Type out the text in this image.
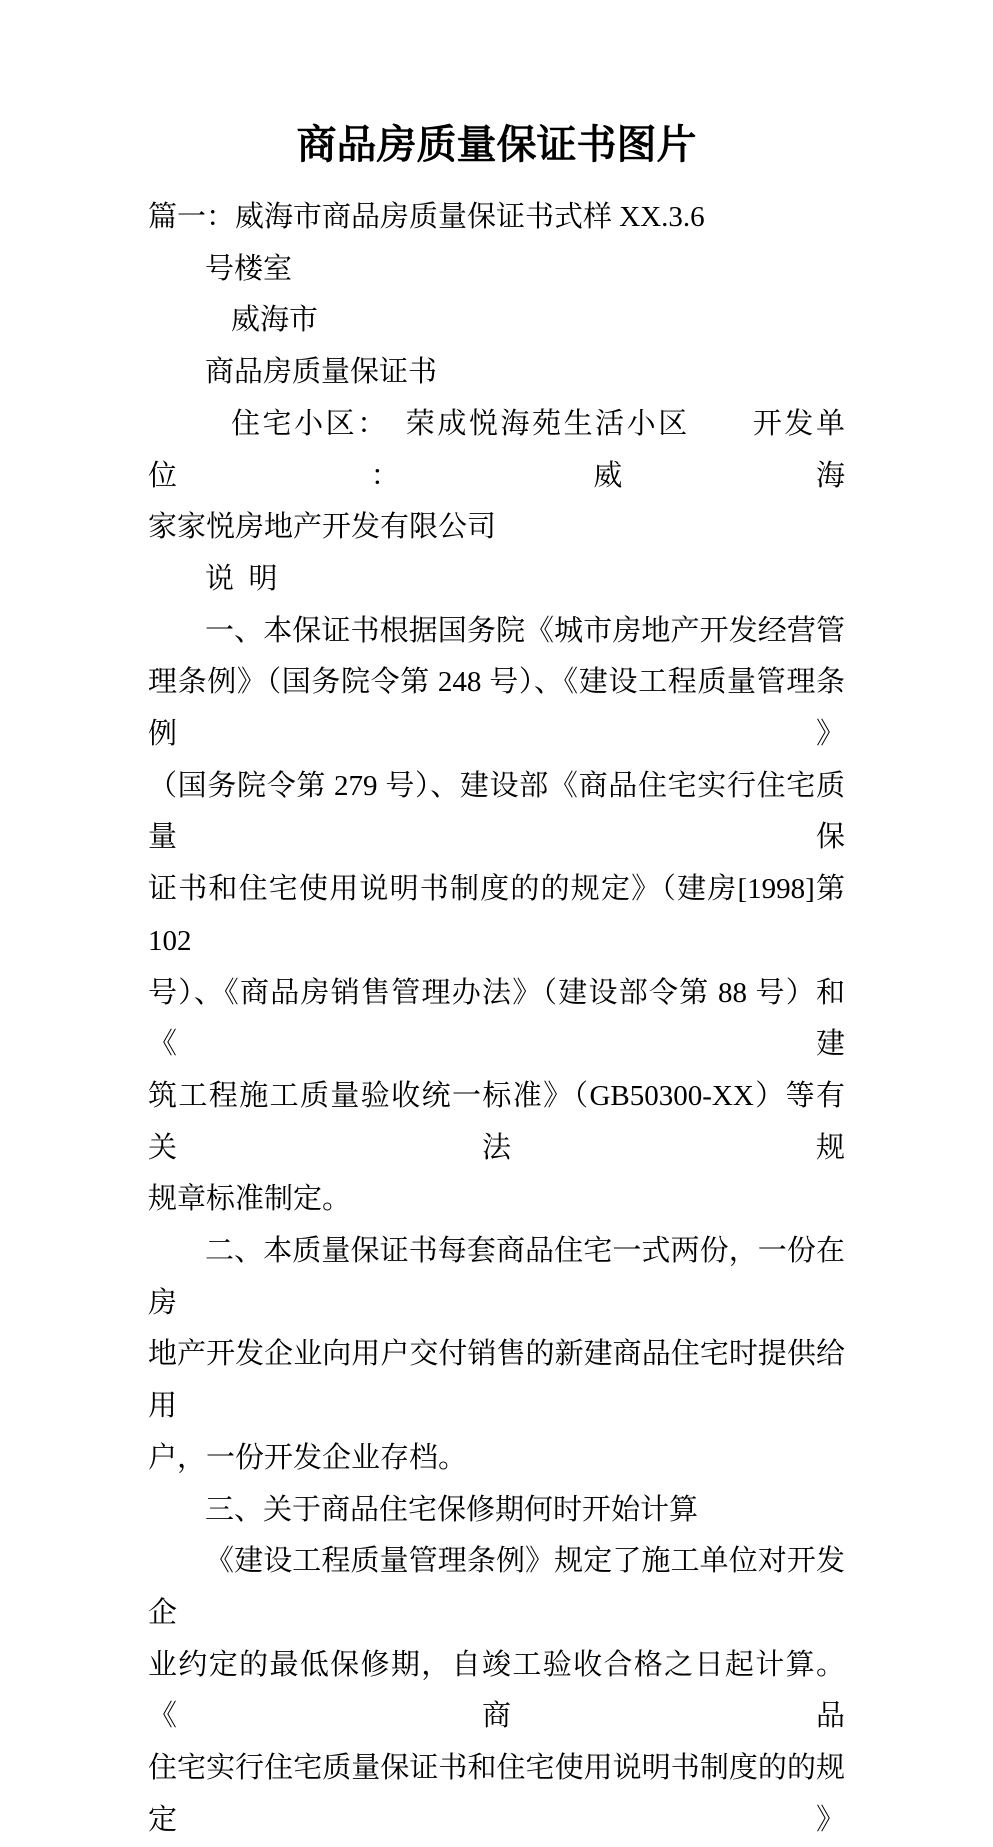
商品房质量保证书图片
篇一：威海市商品房质量保证书式样 XX.3.6
号楼室
威海市
商品房质量保证书
住宅小区：　荣成悦海苑生活小区　　开发单位：威海
家家悦房地产开发有限公司
说  明
一、本保证书根据国务院《城市房地产开发经营管
理条例》（国务院令第 248 号）、《建设工程质量管理条例》
（国务院令第 279 号）、建设部《商品住宅实行住宅质量保
证书和住宅使用说明书制度的的规定》（建房[1998]第 102
号）、《商品房销售管理办法》（建设部令第 88 号）和《建
筑工程施工质量验收统一标准》（GB50300-XX）等有关法规
规章标准制定。
二、本质量保证书每套商品住宅一式两份，一份在房
地产开发企业向用户交付销售的新建商品住宅时提供给用
户，一份开发企业存档。
三、关于商品住宅保修期何时开始计算
《建设工程质量管理条例》规定了施工单位对开发企
业约定的最低保修期，自竣工验收合格之日起计算。《商品
住宅实行住宅质量保证书和住宅使用说明书制度的的规定》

-------

▶ [What the exercise asks] All lines above containing the string "国务院令第" are to be collected.

▶ [Full response]
理条例》（国务院令第 248 号）、《建设工程质量管理条例》
（国务院令第 279 号）、建设部《商品住宅实行住宅质量保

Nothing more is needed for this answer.